§ **Short exercise**: State the number of lines in these records holding "JSON". Say nothing more.
Start of Data to use
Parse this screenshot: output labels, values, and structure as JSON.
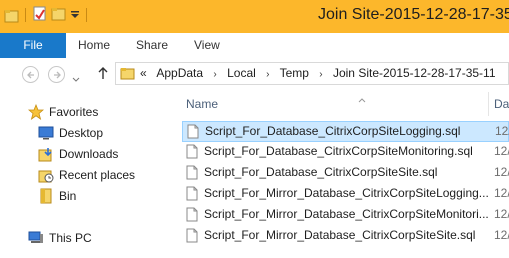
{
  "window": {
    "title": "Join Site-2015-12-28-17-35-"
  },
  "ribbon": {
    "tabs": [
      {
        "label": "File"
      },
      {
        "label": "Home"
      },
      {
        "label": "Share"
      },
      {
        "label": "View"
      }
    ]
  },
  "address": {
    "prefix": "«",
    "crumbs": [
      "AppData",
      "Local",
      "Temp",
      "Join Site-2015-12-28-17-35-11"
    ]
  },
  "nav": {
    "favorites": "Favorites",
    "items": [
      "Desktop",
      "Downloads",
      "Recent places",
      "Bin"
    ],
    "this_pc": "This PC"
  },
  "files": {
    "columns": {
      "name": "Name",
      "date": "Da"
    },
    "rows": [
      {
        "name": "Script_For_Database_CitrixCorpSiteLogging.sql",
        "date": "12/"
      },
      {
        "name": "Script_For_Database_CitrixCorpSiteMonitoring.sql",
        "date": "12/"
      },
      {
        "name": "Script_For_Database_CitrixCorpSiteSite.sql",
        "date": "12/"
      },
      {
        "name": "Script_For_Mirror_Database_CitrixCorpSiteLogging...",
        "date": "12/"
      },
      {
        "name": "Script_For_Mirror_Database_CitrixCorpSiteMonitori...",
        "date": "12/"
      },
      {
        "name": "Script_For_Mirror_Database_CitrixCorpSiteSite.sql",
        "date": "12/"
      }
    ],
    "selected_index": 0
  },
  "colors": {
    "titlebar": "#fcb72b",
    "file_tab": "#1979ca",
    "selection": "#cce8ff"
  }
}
End of Data to use
Start of Data to use
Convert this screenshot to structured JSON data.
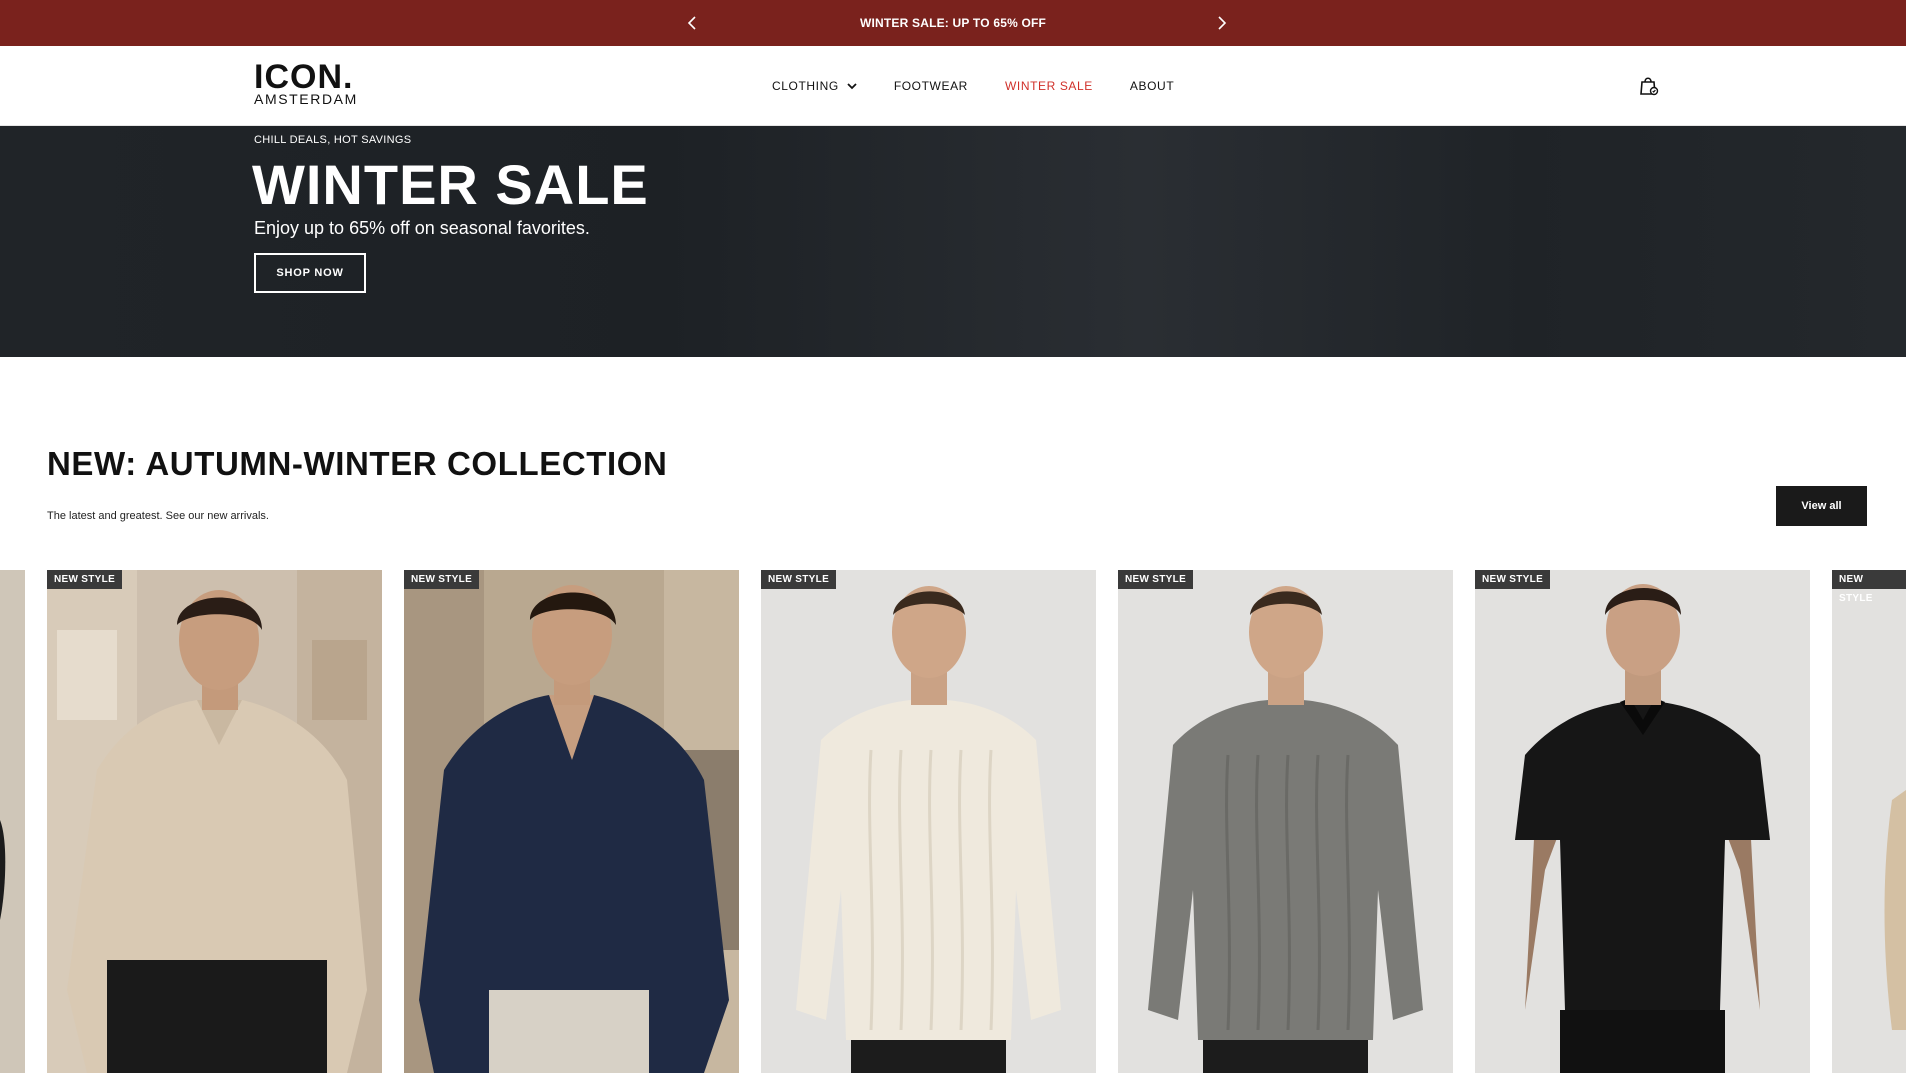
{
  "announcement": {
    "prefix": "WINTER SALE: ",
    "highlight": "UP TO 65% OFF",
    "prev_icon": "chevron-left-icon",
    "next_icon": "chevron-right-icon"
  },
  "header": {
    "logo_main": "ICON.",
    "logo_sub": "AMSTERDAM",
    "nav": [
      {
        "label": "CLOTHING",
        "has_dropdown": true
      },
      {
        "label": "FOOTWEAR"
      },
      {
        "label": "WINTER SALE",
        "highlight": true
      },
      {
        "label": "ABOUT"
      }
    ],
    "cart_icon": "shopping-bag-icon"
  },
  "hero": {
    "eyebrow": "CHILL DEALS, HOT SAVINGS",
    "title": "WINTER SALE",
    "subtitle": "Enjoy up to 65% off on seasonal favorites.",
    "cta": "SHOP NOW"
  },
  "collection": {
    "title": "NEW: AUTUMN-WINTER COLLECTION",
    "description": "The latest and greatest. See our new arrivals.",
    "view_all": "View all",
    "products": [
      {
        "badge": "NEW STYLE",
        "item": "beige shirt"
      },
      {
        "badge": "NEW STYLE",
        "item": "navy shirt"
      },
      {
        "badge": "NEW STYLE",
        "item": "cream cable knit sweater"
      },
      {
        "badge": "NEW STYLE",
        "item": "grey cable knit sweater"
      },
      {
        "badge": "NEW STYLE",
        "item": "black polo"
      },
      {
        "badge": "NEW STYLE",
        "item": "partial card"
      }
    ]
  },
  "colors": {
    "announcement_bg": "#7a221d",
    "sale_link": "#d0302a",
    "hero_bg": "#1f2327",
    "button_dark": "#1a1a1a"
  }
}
End of Data to use
§ **Task output**: 2